UJA-Federation of New York’s Northern Westchester Women spent a powerful morning with Randi Silverman, writer and producer of the film No Letting Go. After a screening of her film, which draws on her personal experience having a son with bipolar disorder, she fielded questions from women in the audience, providing inspiration with her courage and openness. The event took place on Tuesday, September 26, 2017 at the Chappaqua Performing Arts Center.
Given that 1 in 5 children suffers from a diagnosable mental health condition, Silverman was determined to give voice to the millions of families who suffer alone and in silence. Made to inspire community dialogue about childhood mental illness and its impact on families, the film takes viewers on a challenging ride from which they emerge with hope and inspiration about never giving up or letting go.
“The more we know, the better, because there is treatment available to help those who struggle with these issues. Among the areas that UJA-Federation supports, mental health ranks high. Of the 80 core partners and hundreds of other nonprofits we fund, many address mental health challenges and well-being,” explained event chair Tracy Stein of Chappaqua.
“Right here in Westchester, many of our core partners — the Jewish Child Care Association, the Jewish Board of Family and Children’s Services, and Westchester Jewish Community Services — provide a lifeline for those desperately need the programs and services they provide.”
Brenda Haas of Briarcliff Manor, a program coordinator for Mental Health GPS (Guiding Parents through Services), spoke to the group. An initiative of UJA-Federation and Westchester Jewish Community Services, Mental Health GPS is a confidential consultation service designed to assist Jewish families who have questions or concerns about their child or adolescent’s social, emotional or behavioral development and well-being, with a focus on mental health needs.
Funds raised at the event go to UJA-Federation, which supports a network of more than 80 core partners and hundreds of other nonprofit organizations, large and small. These nonprofits provide food for the hungry, shelter for the homeless, independence for the elderly, jobs for the unemployed, as well as stimulating education programs for people in New York, in Israel, and in nearly 70 countries.
In addition to Stein, event chairs included Jodi Baretz of Millwood, Mindy Bass of Chappaqua, Michele Budoff of Goldens Bridge, Jill Cantor of Chappaqua, Heidi Israel of Millwood, Jessica Morgenthal of Armonk, and Tracy Stein of Chappaqua.
:::::
What to work on —
(a) From the article on the No Letting Go screening, quote the part that begins with the words containing "Brenda Haas of" and ends with "nearly 70 countries.".
(b) Do the following statements agree with the article on the No Letting Go screening? Answer yes or no for each, quoting the deciding words of the article. (i) The event was held at the Chappaqua Performing Arts Center. (ii) Brenda Haas is from Chappaqua. (iii) Mental Health GPS is an initiative of UJA-Federation alone.

Data extract —
:::::
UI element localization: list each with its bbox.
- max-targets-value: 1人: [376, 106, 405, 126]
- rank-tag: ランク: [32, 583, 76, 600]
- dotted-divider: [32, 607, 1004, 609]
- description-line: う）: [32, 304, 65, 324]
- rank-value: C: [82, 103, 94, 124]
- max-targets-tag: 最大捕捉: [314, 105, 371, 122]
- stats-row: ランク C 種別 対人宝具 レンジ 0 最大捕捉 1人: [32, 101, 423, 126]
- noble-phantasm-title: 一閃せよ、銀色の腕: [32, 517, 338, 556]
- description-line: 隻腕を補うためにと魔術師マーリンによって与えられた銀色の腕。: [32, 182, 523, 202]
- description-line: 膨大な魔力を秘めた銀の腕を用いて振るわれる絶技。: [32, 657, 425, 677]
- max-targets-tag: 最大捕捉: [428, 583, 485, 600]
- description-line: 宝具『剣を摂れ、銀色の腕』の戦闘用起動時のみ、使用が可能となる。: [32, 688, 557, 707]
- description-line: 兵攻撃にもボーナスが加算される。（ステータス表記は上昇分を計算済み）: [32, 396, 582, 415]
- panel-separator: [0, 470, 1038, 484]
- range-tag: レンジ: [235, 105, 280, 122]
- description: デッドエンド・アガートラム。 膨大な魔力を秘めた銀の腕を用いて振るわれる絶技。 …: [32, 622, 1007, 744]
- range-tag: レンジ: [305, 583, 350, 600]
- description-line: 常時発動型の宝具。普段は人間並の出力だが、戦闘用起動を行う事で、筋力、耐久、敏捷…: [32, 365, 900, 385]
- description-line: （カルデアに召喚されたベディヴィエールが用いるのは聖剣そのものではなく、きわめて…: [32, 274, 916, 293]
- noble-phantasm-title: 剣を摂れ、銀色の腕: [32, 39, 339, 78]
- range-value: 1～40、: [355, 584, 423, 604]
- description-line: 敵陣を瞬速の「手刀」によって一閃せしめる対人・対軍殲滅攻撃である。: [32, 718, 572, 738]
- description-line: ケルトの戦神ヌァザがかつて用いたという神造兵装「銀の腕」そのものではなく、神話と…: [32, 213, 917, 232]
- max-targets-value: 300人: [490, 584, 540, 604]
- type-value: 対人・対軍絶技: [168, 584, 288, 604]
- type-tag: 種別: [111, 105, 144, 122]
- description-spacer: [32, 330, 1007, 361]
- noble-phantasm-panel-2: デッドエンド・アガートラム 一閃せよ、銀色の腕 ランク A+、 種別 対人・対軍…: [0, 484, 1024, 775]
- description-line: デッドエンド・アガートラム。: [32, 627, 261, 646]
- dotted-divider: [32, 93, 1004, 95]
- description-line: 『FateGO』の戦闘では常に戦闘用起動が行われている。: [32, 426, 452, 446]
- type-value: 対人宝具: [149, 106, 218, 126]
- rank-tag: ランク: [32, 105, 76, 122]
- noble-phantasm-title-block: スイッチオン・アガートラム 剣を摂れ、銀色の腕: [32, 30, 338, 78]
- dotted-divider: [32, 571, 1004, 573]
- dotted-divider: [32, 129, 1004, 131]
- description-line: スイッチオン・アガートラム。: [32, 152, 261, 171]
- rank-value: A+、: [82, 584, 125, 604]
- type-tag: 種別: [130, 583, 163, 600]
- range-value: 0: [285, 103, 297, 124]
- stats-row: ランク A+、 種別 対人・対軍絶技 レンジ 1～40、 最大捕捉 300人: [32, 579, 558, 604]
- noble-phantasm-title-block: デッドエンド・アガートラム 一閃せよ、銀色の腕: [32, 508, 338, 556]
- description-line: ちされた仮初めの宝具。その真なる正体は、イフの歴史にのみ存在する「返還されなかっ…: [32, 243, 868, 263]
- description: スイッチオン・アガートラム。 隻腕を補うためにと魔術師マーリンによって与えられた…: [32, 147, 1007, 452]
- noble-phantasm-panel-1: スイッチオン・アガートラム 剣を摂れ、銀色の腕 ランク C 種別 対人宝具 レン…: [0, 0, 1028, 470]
:::::
Answers by item number —
(a)
Brenda Haas of Briarcliff Manor, a program coordinator for Mental Health GPS (Guiding Parents through Services), spoke to the group. An initiative of UJA-Federation and Westchester Jewish Community Services, Mental Health GPS is a confidential consultation service designed to assist Jewish families who have questions or concerns about their child or adolescent’s social, emotional or behavioral development and well-being, with a focus on mental health needs.
Funds raised at the event go to UJA-Federation, which supports a network of more than 80 core partners and hundreds of other nonprofit organizations, large and small. These nonprofits provide food for the hungry, shelter for the homeless, independence for the elderly, jobs for the unemployed, as well as stimulating education programs for people in New York, in Israel, and in nearly 70 countries.

(b)
(i) Yes: "The event took place on Tuesday, September 26, 2017 at the Chappaqua Performing Arts Center."
(ii) No: "Brenda Haas of Briarcliff Manor"
(iii) No: "An initiative of UJA-Federation and Westchester Jewish Community Services"